Omit the images, then output each of the records below exactly.
** START OF Recorded data **
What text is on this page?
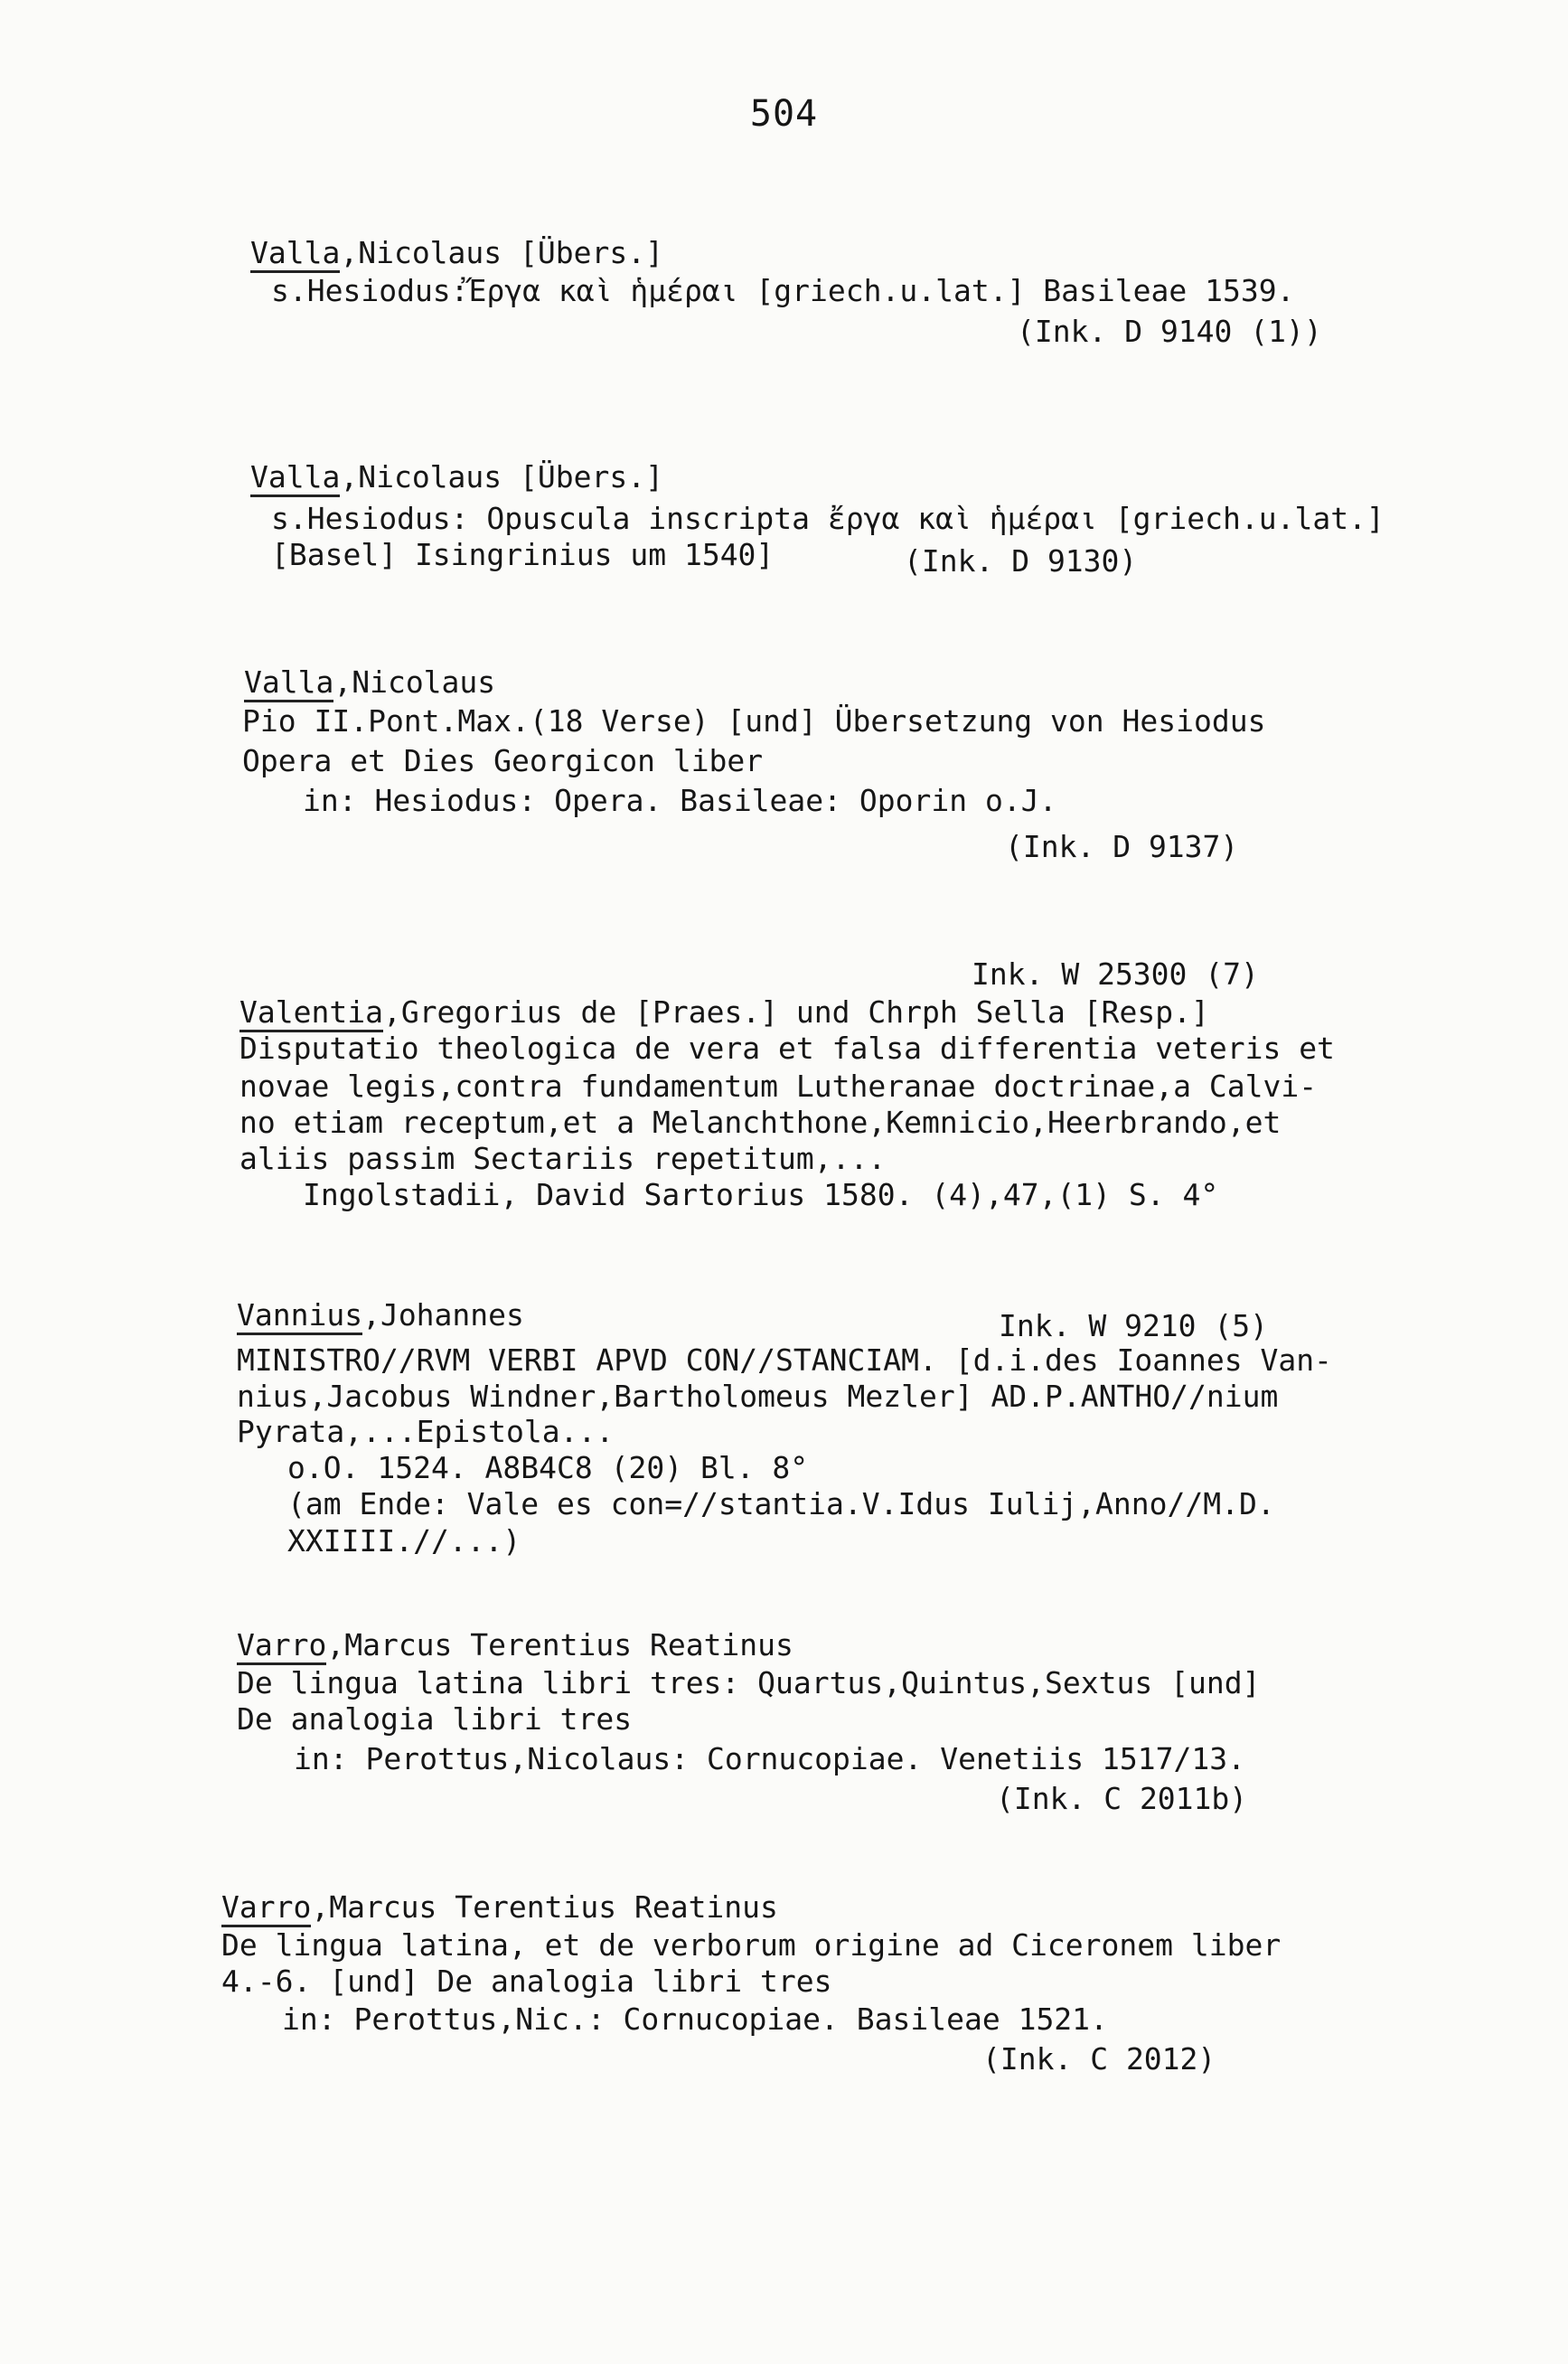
504
Valla,Nicolaus [Übers.]
s.Hesiodus:Ἔργα καὶ ἡμέραι [griech.u.lat.] Basileae 1539.
(Ink. D 9140 (1))
Valla,Nicolaus [Übers.]
s.Hesiodus: Opuscula inscripta ἔργα καὶ ἡμέραι [griech.u.lat.]
[Basel] Isingrinius um 1540]	(Ink. D 9130)
Valla,Nicolaus
Pio II.Pont.Max.(18 Verse) [und] Übersetzung von Hesiodus
Opera et Dies Georgicon liber
in: Hesiodus: Opera. Basileae: Oporin o.J.
(Ink. D 9137)
Ink. W 25300 (7)
Valentia,Gregorius de [Praes.] und Chrph Sella [Resp.]
Disputatio theologica de vera et falsa differentia veteris et
novae legis,contra fundamentum Lutheranae doctrinae,a Calvi-
no etiam receptum,et a Melanchthone,Kemnicio,Heerbrando,et
aliis passim Sectariis repetitum,...
Ingolstadii, David Sartorius 1580. (4),47,(1) S. 4°
Vannius,Johannes	Ink. W 9210 (5)
MINISTRO//RVM VERBI APVD CON//STANCIAM. [d.i.des Ioannes Van-
nius,Jacobus Windner,Bartholomeus Mezler] AD.P.ANTHO//nium
Pyrata,...Epistola...
o.O. 1524. A8B4C8 (20) Bl. 8°
(am Ende: Vale es con=//stantia.V.Idus Iulij,Anno//M.D.
XXIIII.//...)
Varro,Marcus Terentius Reatinus
De lingua latina libri tres: Quartus,Quintus,Sextus [und]
De analogia libri tres
in: Perottus,Nicolaus: Cornucopiae. Venetiis 1517/13.
(Ink. C 2011b)
Varro,Marcus Terentius Reatinus
De lingua latina, et de verborum origine ad Ciceronem liber
4.-6. [und] De analogia libri tres
in: Perottus,Nic.: Cornucopiae. Basileae 1521.
(Ink. C 2012)
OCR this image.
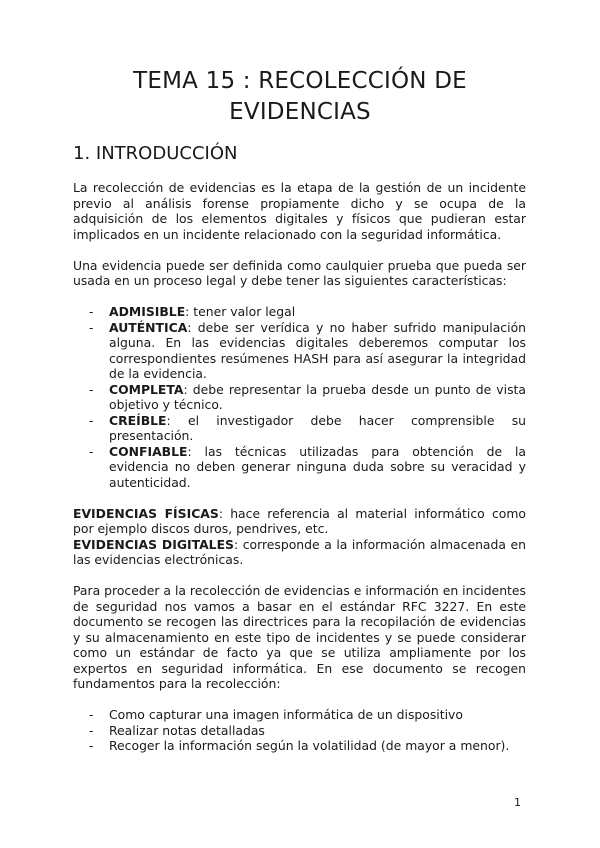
TEMA 15 : RECOLECCIÓN DE EVIDENCIAS
1. INTRODUCCIÓN

La recolección de evidencias es la etapa de la gestión de un incidente previo al análisis forense propiamente dicho y se ocupa de la adquisición de los elementos digitales y físicos que pudieran estar implicados en un incidente relacionado con la seguridad informática.

Una evidencia puede ser definida como caulquier prueba que pueda ser usada en un proceso legal y debe tener las siguientes características:

- ADMISIBLE: tener valor legal
- AUTÉNTICA: debe ser verídica y no haber sufrido manipulación alguna. En las evidencias digitales deberemos computar los correspondientes resúmenes HASH para así asegurar la integridad de la evidencia.
- COMPLETA: debe representar la prueba desde un punto de vista objetivo y técnico.
- CREÍBLE: el investigador debe hacer comprensible su presentación.
- CONFIABLE: las técnicas utilizadas para obtención de la evidencia no deben generar ninguna duda sobre su veracidad y autenticidad.

EVIDENCIAS FÍSICAS: hace referencia al material informático como por ejemplo discos duros, pendrives, etc.

EVIDENCIAS DIGITALES: corresponde a la información almacenada en las evidencias electrónicas.

Para proceder a la recolección de evidencias e información en incidentes de seguridad nos vamos a basar en el estándar RFC 3227. En este documento se recogen las directrices para la recopilación de evidencias y su almacenamiento en este tipo de incidentes y se puede considerar como un estándar de facto ya que se utiliza ampliamente por los expertos en seguridad informática. En ese documento se recogen fundamentos para la recolección:

- Como capturar una imagen informática de un dispositivo
- Realizar notas detalladas
- Recoger la información según la volatilidad (de mayor a menor).
1
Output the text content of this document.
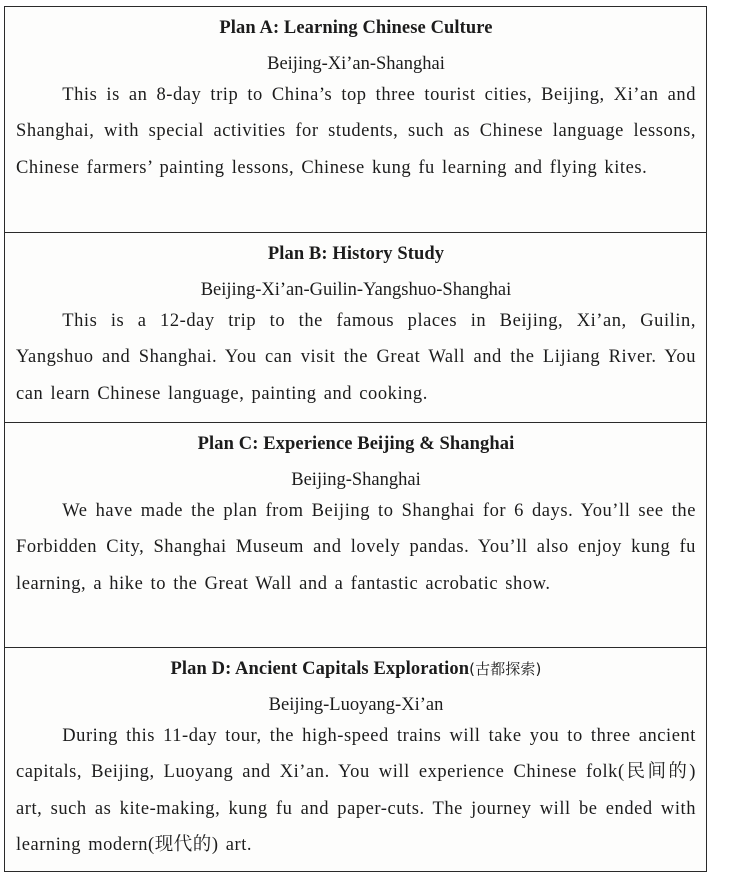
Plan A: Learning Chinese Culture
Beijing-Xi’an-Shanghai
This is an 8-day trip to China’s top three tourist cities, Beijing, Xi’an and Shanghai, with special activities for students, such as Chinese language lessons, Chinese farmers’ painting lessons, Chinese kung fu learning and flying kites.
Plan B: History Study
Beijing-Xi’an-Guilin-Yangshuo-Shanghai
This is a 12-day trip to the famous places in Beijing, Xi’an, Guilin, Yangshuo and Shanghai. You can visit the Great Wall and the Lijiang River. You can learn Chinese language, painting and cooking.
Plan C: Experience Beijing & Shanghai
Beijing-Shanghai
We have made the plan from Beijing to Shanghai for 6 days. You’ll see the Forbidden City, Shanghai Museum and lovely pandas. You’ll also enjoy kung fu learning, a hike to the Great Wall and a fantastic acrobatic show.
Plan D: Ancient Capitals Exploration(古都探索)
Beijing-Luoyang-Xi’an
During this 11-day tour, the high-speed trains will take you to three ancient capitals, Beijing, Luoyang and Xi’an. You will experience Chinese folk(民间的) art, such as kite-making, kung fu and paper-cuts. The journey will be ended with learning modern(现代的) art.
** END OF Recorded data **
Answer to the exercise:
What text is on this page?
504
Valla,Nicolaus [Übers.]
s.Hesiodus:Ἔργα καὶ ἡμέραι [griech.u.lat.] Basileae 1539.
(Ink. D 9140 (1))
Valla,Nicolaus [Übers.]
s.Hesiodus: Opuscula inscripta ἔργα καὶ ἡμέραι [griech.u.lat.]
[Basel] Isingrinius um 1540]	(Ink. D 9130)
Valla,Nicolaus
Pio II.Pont.Max.(18 Verse) [und] Übersetzung von Hesiodus
Opera et Dies Georgicon liber
in: Hesiodus: Opera. Basileae: Oporin o.J.
(Ink. D 9137)
Ink. W 25300 (7)
Valentia,Gregorius de [Praes.] und Chrph Sella [Resp.]
Disputatio theologica de vera et falsa differentia veteris et
novae legis,contra fundamentum Lutheranae doctrinae,a Calvi-
no etiam receptum,et a Melanchthone,Kemnicio,Heerbrando,et
aliis passim Sectariis repetitum,...
Ingolstadii, David Sartorius 1580. (4),47,(1) S. 4°
Vannius,Johannes	Ink. W 9210 (5)
MINISTRO//RVM VERBI APVD CON//STANCIAM. [d.i.des Ioannes Van-
nius,Jacobus Windner,Bartholomeus Mezler] AD.P.ANTHO//nium
Pyrata,...Epistola...
o.O. 1524. A8B4C8 (20) Bl. 8°
(am Ende: Vale es con=//stantia.V.Idus Iulij,Anno//M.D.
XXIIII.//...)
Varro,Marcus Terentius Reatinus
De lingua latina libri tres: Quartus,Quintus,Sextus [und]
De analogia libri tres
in: Perottus,Nicolaus: Cornucopiae. Venetiis 1517/13.
(Ink. C 2011b)
Varro,Marcus Terentius Reatinus
De lingua latina, et de verborum origine ad Ciceronem liber
4.-6. [und] De analogia libri tres
in: Perottus,Nic.: Cornucopiae. Basileae 1521.
(Ink. C 2012)
OCR this image.
TEMA 15 : RECOLECCIÓN DE EVIDENCIAS
1. INTRODUCCIÓN

La recolección de evidencias es la etapa de la gestión de un incidente previo al análisis forense propiamente dicho y se ocupa de la adquisición de los elementos digitales y físicos que pudieran estar implicados en un incidente relacionado con la seguridad informática.

Una evidencia puede ser definida como caulquier prueba que pueda ser usada en un proceso legal y debe tener las siguientes características:

- ADMISIBLE: tener valor legal
- AUTÉNTICA: debe ser verídica y no haber sufrido manipulación alguna. En las evidencias digitales deberemos computar los correspondientes resúmenes HASH para así asegurar la integridad de la evidencia.
- COMPLETA: debe representar la prueba desde un punto de vista objetivo y técnico.
- CREÍBLE: el investigador debe hacer comprensible su presentación.
- CONFIABLE: las técnicas utilizadas para obtención de la evidencia no deben generar ninguna duda sobre su veracidad y autenticidad.

EVIDENCIAS FÍSICAS: hace referencia al material informático como por ejemplo discos duros, pendrives, etc.

EVIDENCIAS DIGITALES: corresponde a la información almacenada en las evidencias electrónicas.

Para proceder a la recolección de evidencias e información en incidentes de seguridad nos vamos a basar en el estándar RFC 3227. En este documento se recogen las directrices para la recopilación de evidencias y su almacenamiento en este tipo de incidentes y se puede considerar como un estándar de facto ya que se utiliza ampliamente por los expertos en seguridad informática. En ese documento se recogen fundamentos para la recolección:

- Como capturar una imagen informática de un dispositivo
- Realizar notas detalladas
- Recoger la información según la volatilidad (de mayor a menor).
1
Output the text content of this document.
Plan A: Learning Chinese Culture
Beijing-Xi’an-Shanghai
This is an 8-day trip to China’s top three tourist cities, Beijing, Xi’an and Shanghai, with special activities for students, such as Chinese language lessons, Chinese farmers’ painting lessons, Chinese kung fu learning and flying kites.
Plan B: History Study
Beijing-Xi’an-Guilin-Yangshuo-Shanghai
This is a 12-day trip to the famous places in Beijing, Xi’an, Guilin, Yangshuo and Shanghai. You can visit the Great Wall and the Lijiang River. You can learn Chinese language, painting and cooking.
Plan C: Experience Beijing & Shanghai
Beijing-Shanghai
We have made the plan from Beijing to Shanghai for 6 days. You’ll see the Forbidden City, Shanghai Museum and lovely pandas. You’ll also enjoy kung fu learning, a hike to the Great Wall and a fantastic acrobatic show.
Plan D: Ancient Capitals Exploration(古都探索)
Beijing-Luoyang-Xi’an
During this 11-day tour, the high-speed trains will take you to three ancient capitals, Beijing, Luoyang and Xi’an. You will experience Chinese folk(民间的) art, such as kite-making, kung fu and paper-cuts. The journey will be ended with learning modern(现代的) art.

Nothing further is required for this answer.